───── The records ─────

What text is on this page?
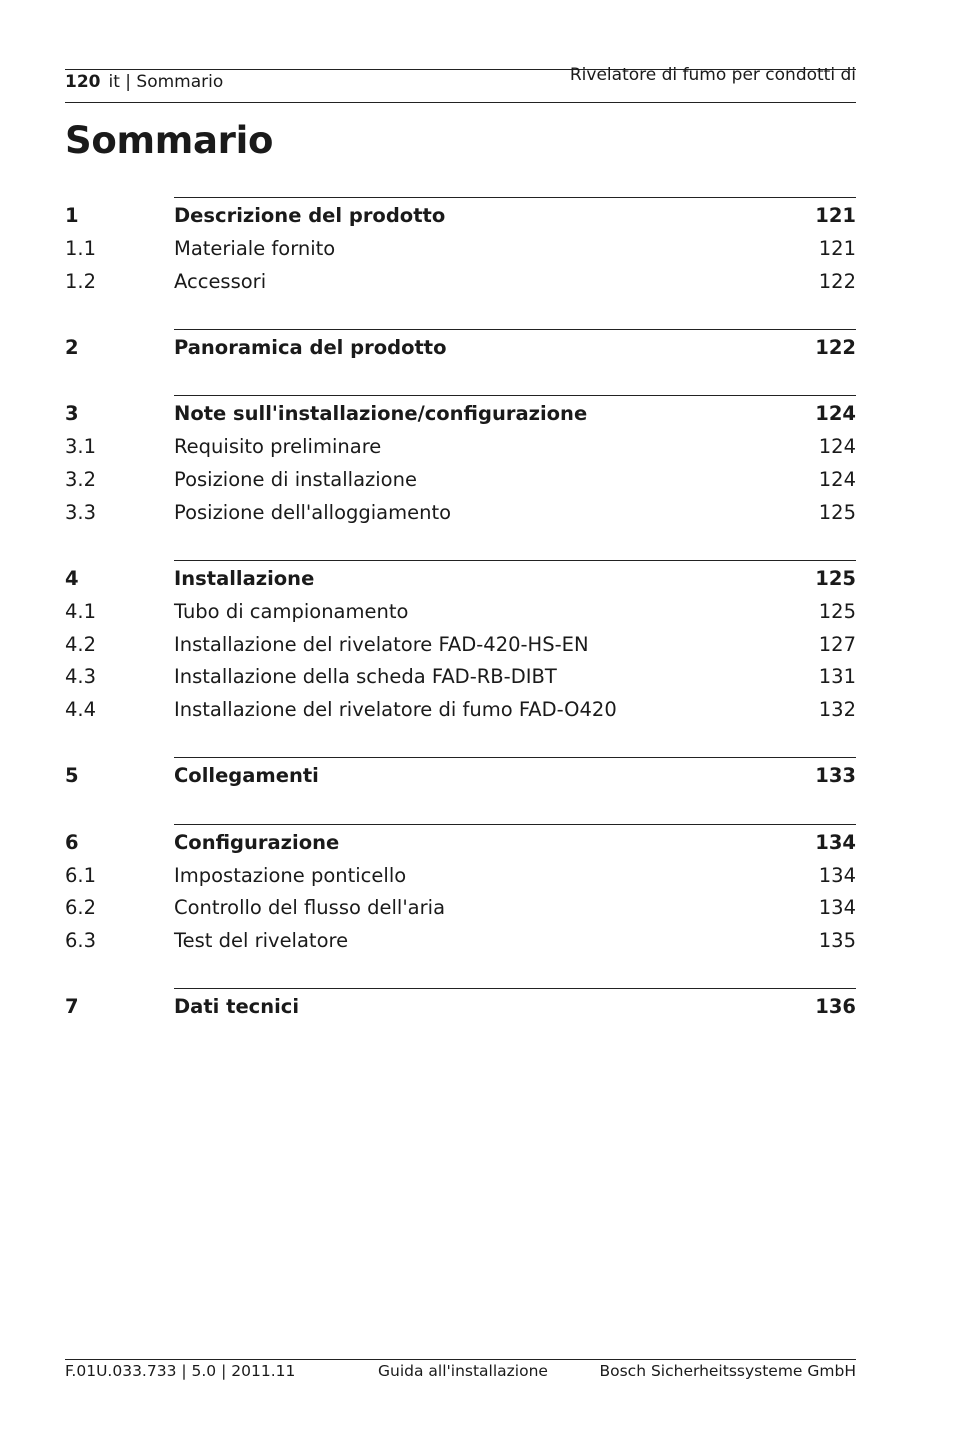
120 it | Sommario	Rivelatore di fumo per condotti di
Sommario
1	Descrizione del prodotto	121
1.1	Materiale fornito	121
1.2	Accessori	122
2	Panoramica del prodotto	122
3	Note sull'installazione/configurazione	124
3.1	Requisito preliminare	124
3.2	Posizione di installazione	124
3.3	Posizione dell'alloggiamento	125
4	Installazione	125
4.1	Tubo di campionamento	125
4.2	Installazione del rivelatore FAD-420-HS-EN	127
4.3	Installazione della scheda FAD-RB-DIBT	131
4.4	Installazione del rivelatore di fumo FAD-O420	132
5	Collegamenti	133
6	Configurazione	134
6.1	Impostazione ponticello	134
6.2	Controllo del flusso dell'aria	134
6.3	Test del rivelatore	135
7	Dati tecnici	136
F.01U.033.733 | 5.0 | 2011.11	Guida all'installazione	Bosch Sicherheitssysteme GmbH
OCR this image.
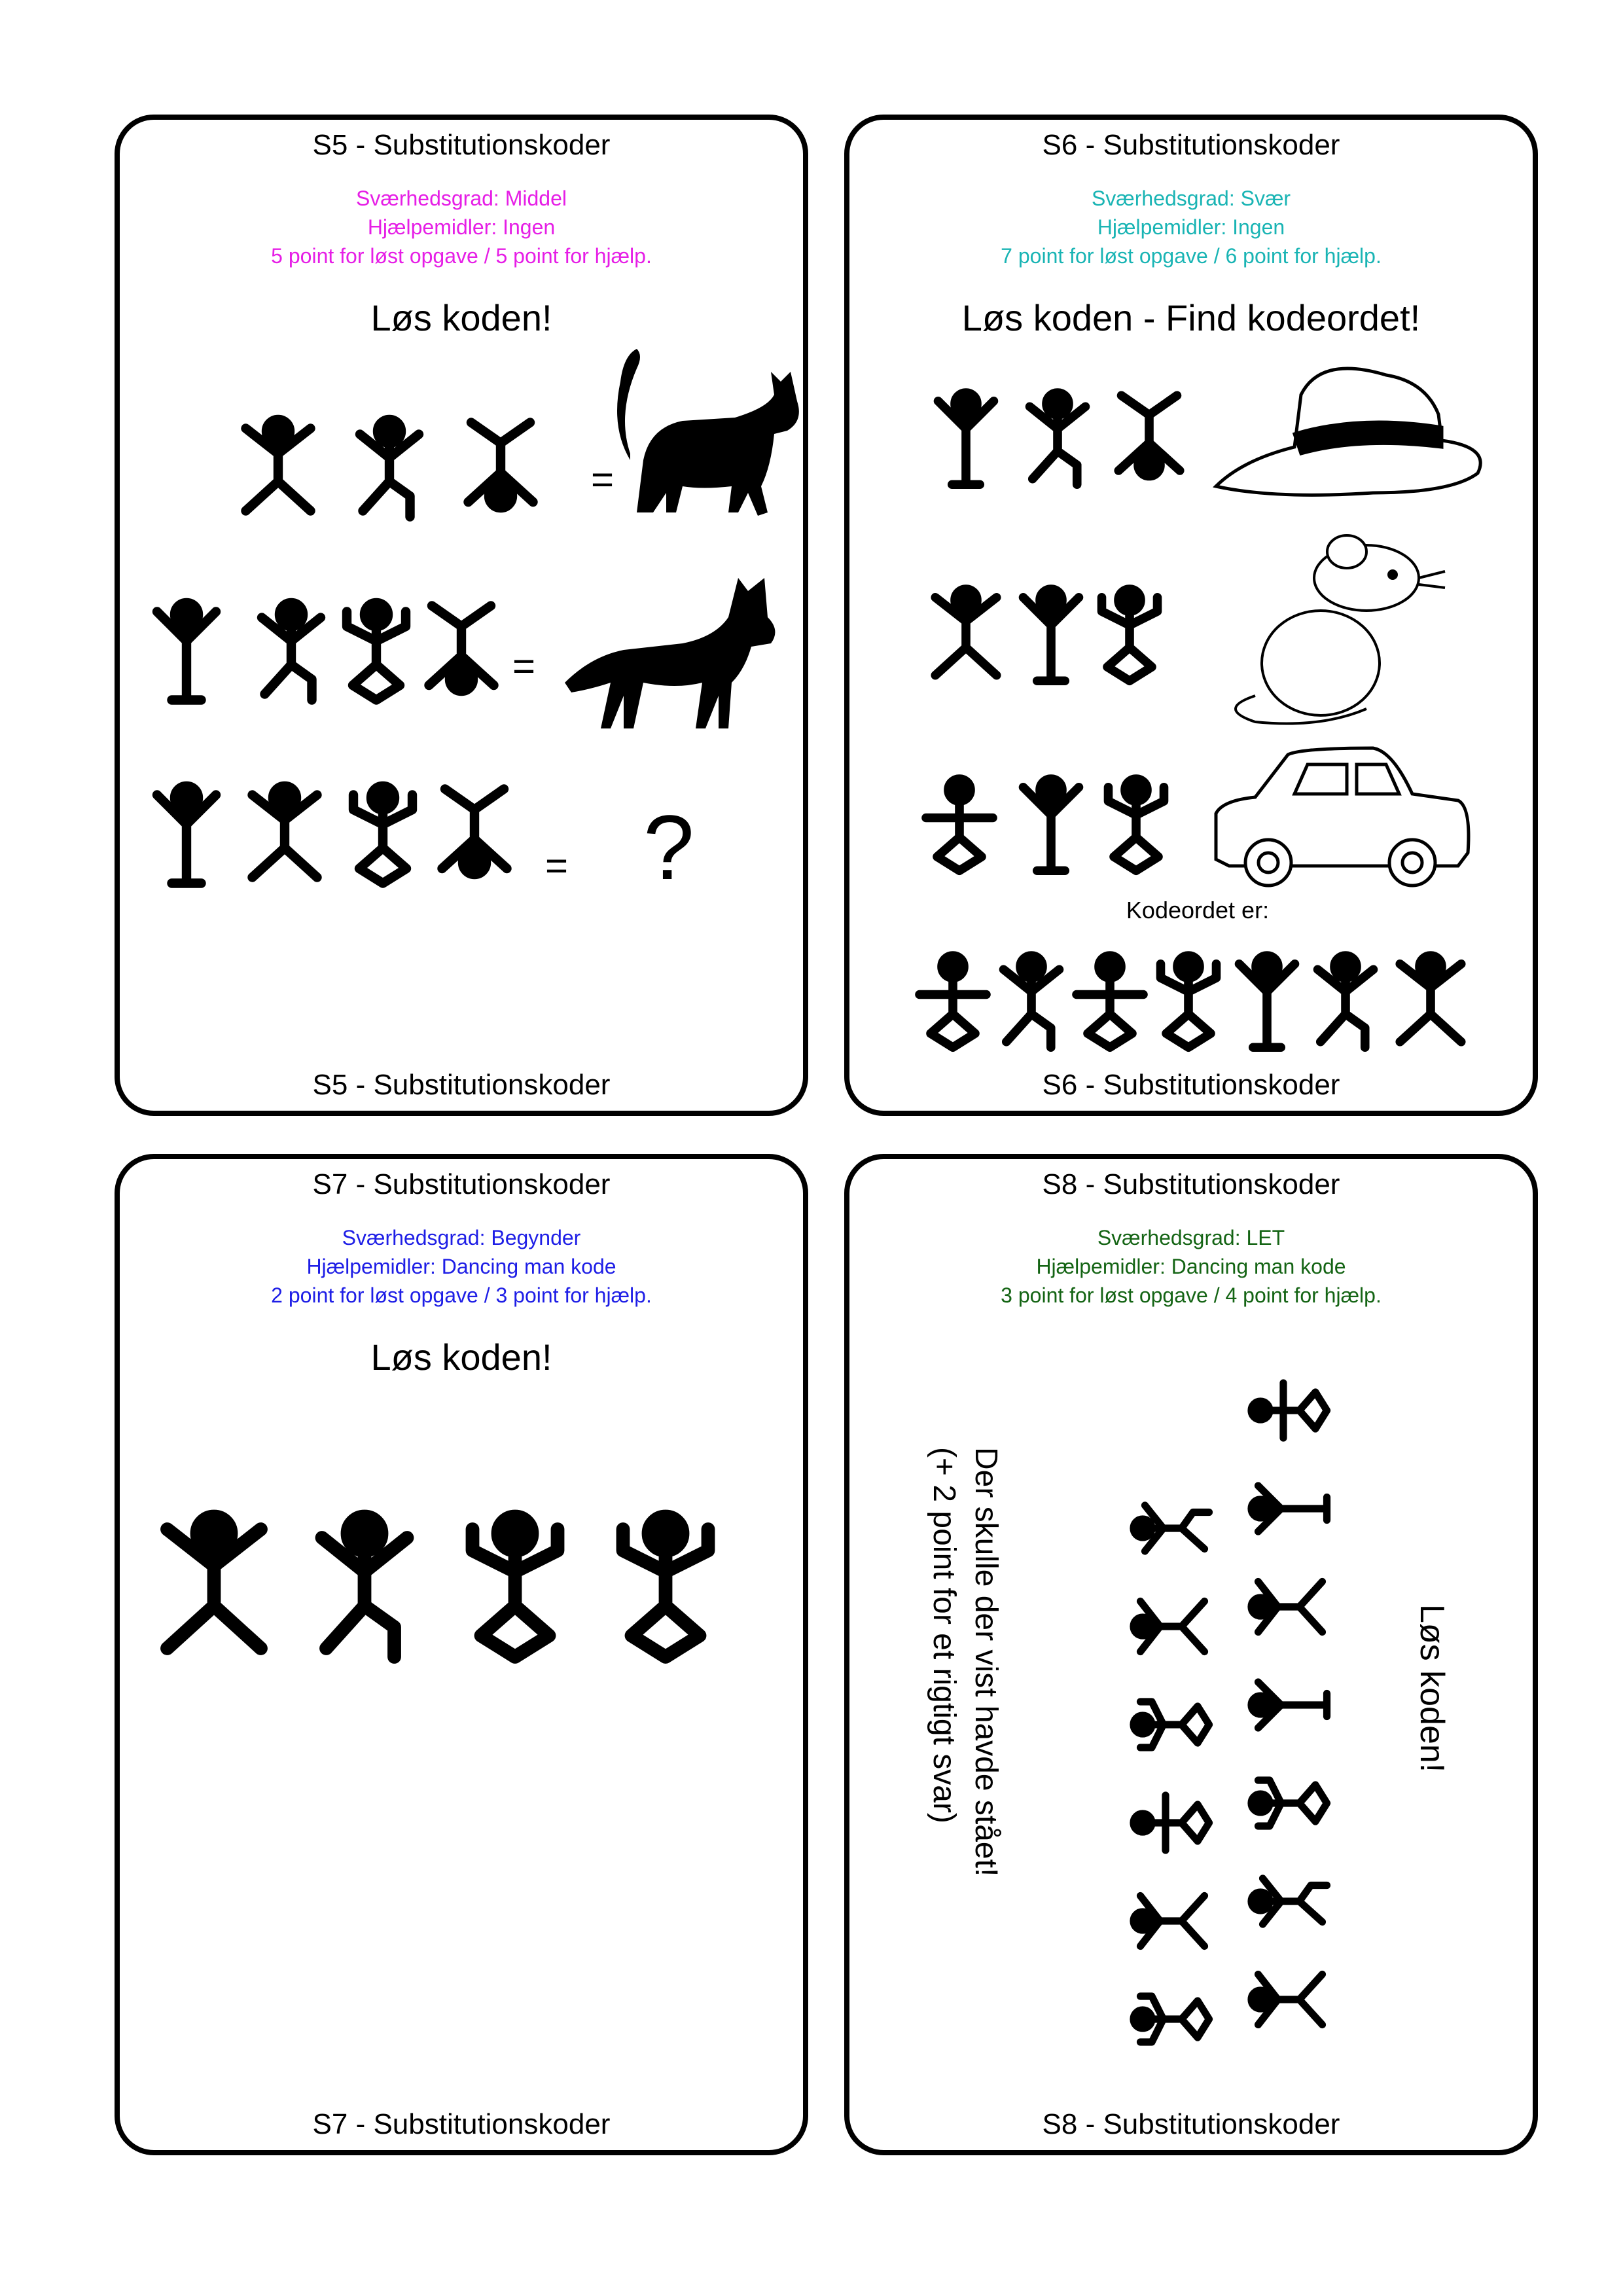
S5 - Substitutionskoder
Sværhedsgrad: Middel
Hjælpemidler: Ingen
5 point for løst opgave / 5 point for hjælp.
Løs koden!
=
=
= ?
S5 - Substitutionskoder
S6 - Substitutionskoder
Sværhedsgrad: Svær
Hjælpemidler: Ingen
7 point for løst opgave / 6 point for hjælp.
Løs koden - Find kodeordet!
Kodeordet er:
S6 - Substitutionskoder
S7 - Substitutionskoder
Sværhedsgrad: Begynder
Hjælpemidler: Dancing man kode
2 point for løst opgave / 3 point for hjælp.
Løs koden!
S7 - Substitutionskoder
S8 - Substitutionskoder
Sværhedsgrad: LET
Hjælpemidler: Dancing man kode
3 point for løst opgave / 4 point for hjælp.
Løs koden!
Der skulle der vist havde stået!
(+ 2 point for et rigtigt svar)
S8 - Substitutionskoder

─────

* _What is being asked_:
Find how many lines of the material carry the string "this". Only the number should be in the answer.

* _Task output_:
2